→ WRITTEN REQUEST
Your task is to copy the listing exactly, with the pictures left out.

→ Collected data
::::
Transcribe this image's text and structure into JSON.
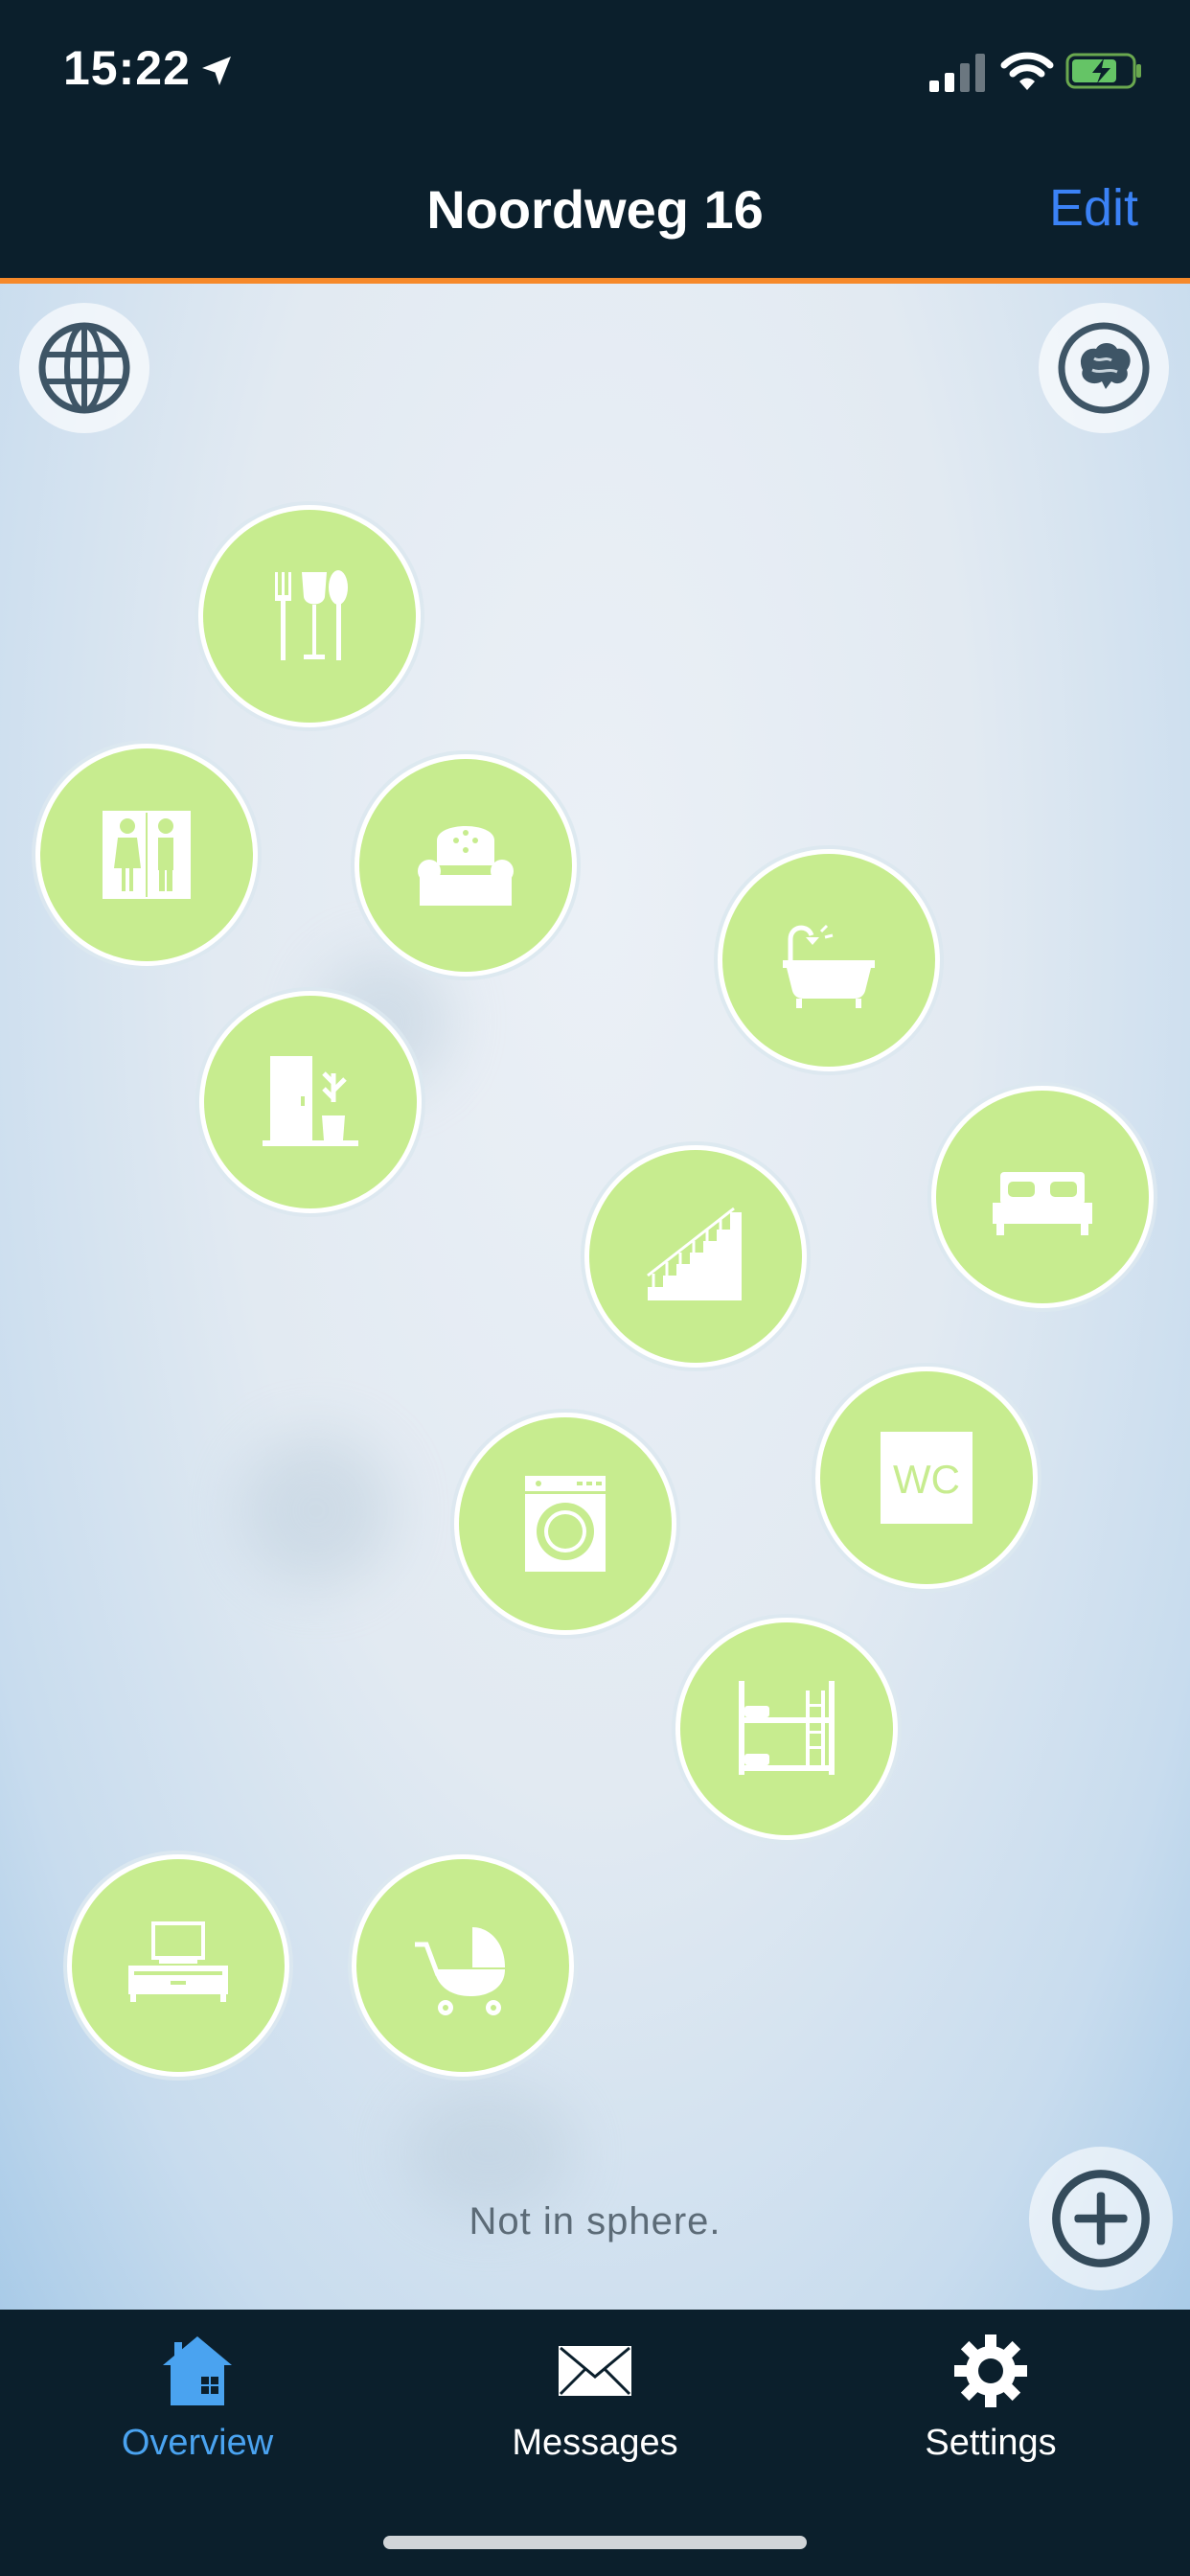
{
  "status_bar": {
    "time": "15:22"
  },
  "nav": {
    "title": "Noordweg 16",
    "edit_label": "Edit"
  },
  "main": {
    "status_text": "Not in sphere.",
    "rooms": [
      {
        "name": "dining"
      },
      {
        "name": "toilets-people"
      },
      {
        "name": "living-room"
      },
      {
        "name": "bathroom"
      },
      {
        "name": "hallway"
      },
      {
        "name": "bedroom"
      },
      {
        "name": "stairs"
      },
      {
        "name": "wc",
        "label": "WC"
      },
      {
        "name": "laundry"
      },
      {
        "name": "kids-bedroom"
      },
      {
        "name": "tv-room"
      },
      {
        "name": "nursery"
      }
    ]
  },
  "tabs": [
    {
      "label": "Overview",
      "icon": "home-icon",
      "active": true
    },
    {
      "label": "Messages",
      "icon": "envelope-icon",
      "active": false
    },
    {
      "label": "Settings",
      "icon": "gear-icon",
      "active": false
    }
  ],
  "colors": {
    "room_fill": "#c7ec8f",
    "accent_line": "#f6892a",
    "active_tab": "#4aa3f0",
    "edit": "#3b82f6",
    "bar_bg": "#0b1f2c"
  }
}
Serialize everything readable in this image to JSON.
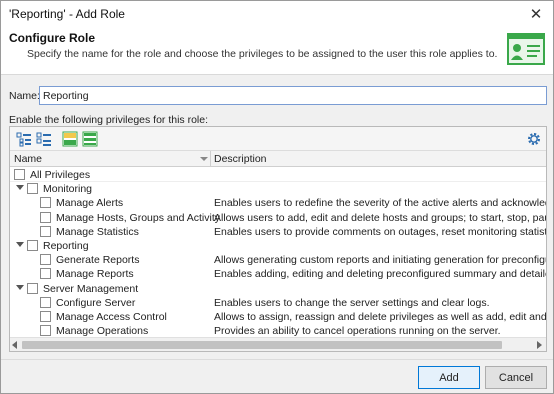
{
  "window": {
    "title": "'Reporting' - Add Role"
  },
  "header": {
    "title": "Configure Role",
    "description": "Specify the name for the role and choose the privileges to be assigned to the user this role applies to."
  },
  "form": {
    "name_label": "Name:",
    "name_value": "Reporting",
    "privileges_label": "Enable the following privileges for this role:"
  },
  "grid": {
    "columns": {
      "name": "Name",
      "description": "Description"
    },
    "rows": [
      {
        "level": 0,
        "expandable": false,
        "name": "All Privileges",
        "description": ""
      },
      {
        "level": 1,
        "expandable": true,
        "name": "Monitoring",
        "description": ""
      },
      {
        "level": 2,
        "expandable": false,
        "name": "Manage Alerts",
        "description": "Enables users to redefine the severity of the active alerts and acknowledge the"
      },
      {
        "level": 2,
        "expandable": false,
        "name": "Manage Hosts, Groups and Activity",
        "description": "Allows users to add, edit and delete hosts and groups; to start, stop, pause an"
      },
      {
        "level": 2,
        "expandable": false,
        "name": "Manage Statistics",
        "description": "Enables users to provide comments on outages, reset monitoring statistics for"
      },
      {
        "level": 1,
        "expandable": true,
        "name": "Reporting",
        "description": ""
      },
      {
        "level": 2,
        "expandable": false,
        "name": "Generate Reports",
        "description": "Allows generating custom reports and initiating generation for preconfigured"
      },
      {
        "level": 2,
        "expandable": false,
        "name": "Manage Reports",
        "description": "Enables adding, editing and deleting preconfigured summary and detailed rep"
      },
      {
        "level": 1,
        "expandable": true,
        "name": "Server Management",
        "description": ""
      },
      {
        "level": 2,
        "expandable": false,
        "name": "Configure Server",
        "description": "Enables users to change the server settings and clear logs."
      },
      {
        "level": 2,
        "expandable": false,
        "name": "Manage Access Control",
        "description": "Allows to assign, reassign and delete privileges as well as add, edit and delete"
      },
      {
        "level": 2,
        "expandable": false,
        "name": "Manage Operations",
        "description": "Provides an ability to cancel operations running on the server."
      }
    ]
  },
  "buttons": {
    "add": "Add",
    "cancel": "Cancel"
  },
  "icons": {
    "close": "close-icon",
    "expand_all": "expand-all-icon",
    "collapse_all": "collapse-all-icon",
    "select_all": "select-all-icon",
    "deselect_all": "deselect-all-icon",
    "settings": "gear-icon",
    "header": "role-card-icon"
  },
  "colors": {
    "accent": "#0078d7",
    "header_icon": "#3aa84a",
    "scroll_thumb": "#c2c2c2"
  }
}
::::
→ THE OUTPUT
Transcribe this image's text and structure into JSON.
{
  "status_bar": {
    "time": "15:22"
  },
  "nav": {
    "title": "Noordweg 16",
    "edit_label": "Edit"
  },
  "main": {
    "status_text": "Not in sphere.",
    "rooms": [
      {
        "name": "dining"
      },
      {
        "name": "toilets-people"
      },
      {
        "name": "living-room"
      },
      {
        "name": "bathroom"
      },
      {
        "name": "hallway"
      },
      {
        "name": "bedroom"
      },
      {
        "name": "stairs"
      },
      {
        "name": "wc",
        "label": "WC"
      },
      {
        "name": "laundry"
      },
      {
        "name": "kids-bedroom"
      },
      {
        "name": "tv-room"
      },
      {
        "name": "nursery"
      }
    ]
  },
  "tabs": [
    {
      "label": "Overview",
      "icon": "home-icon",
      "active": true
    },
    {
      "label": "Messages",
      "icon": "envelope-icon",
      "active": false
    },
    {
      "label": "Settings",
      "icon": "gear-icon",
      "active": false
    }
  ],
  "colors": {
    "room_fill": "#c7ec8f",
    "accent_line": "#f6892a",
    "active_tab": "#4aa3f0",
    "edit": "#3b82f6",
    "bar_bg": "#0b1f2c"
  }
}
Serialize everything readable in this image to JSON.
{
  "window": {
    "title": "'Reporting' - Add Role"
  },
  "header": {
    "title": "Configure Role",
    "description": "Specify the name for the role and choose the privileges to be assigned to the user this role applies to."
  },
  "form": {
    "name_label": "Name:",
    "name_value": "Reporting",
    "privileges_label": "Enable the following privileges for this role:"
  },
  "grid": {
    "columns": {
      "name": "Name",
      "description": "Description"
    },
    "rows": [
      {
        "level": 0,
        "expandable": false,
        "name": "All Privileges",
        "description": ""
      },
      {
        "level": 1,
        "expandable": true,
        "name": "Monitoring",
        "description": ""
      },
      {
        "level": 2,
        "expandable": false,
        "name": "Manage Alerts",
        "description": "Enables users to redefine the severity of the active alerts and acknowledge the"
      },
      {
        "level": 2,
        "expandable": false,
        "name": "Manage Hosts, Groups and Activity",
        "description": "Allows users to add, edit and delete hosts and groups; to start, stop, pause an"
      },
      {
        "level": 2,
        "expandable": false,
        "name": "Manage Statistics",
        "description": "Enables users to provide comments on outages, reset monitoring statistics for"
      },
      {
        "level": 1,
        "expandable": true,
        "name": "Reporting",
        "description": ""
      },
      {
        "level": 2,
        "expandable": false,
        "name": "Generate Reports",
        "description": "Allows generating custom reports and initiating generation for preconfigured"
      },
      {
        "level": 2,
        "expandable": false,
        "name": "Manage Reports",
        "description": "Enables adding, editing and deleting preconfigured summary and detailed rep"
      },
      {
        "level": 1,
        "expandable": true,
        "name": "Server Management",
        "description": ""
      },
      {
        "level": 2,
        "expandable": false,
        "name": "Configure Server",
        "description": "Enables users to change the server settings and clear logs."
      },
      {
        "level": 2,
        "expandable": false,
        "name": "Manage Access Control",
        "description": "Allows to assign, reassign and delete privileges as well as add, edit and delete"
      },
      {
        "level": 2,
        "expandable": false,
        "name": "Manage Operations",
        "description": "Provides an ability to cancel operations running on the server."
      }
    ]
  },
  "buttons": {
    "add": "Add",
    "cancel": "Cancel"
  },
  "icons": {
    "close": "close-icon",
    "expand_all": "expand-all-icon",
    "collapse_all": "collapse-all-icon",
    "select_all": "select-all-icon",
    "deselect_all": "deselect-all-icon",
    "settings": "gear-icon",
    "header": "role-card-icon"
  },
  "colors": {
    "accent": "#0078d7",
    "header_icon": "#3aa84a",
    "scroll_thumb": "#c2c2c2"
  }
}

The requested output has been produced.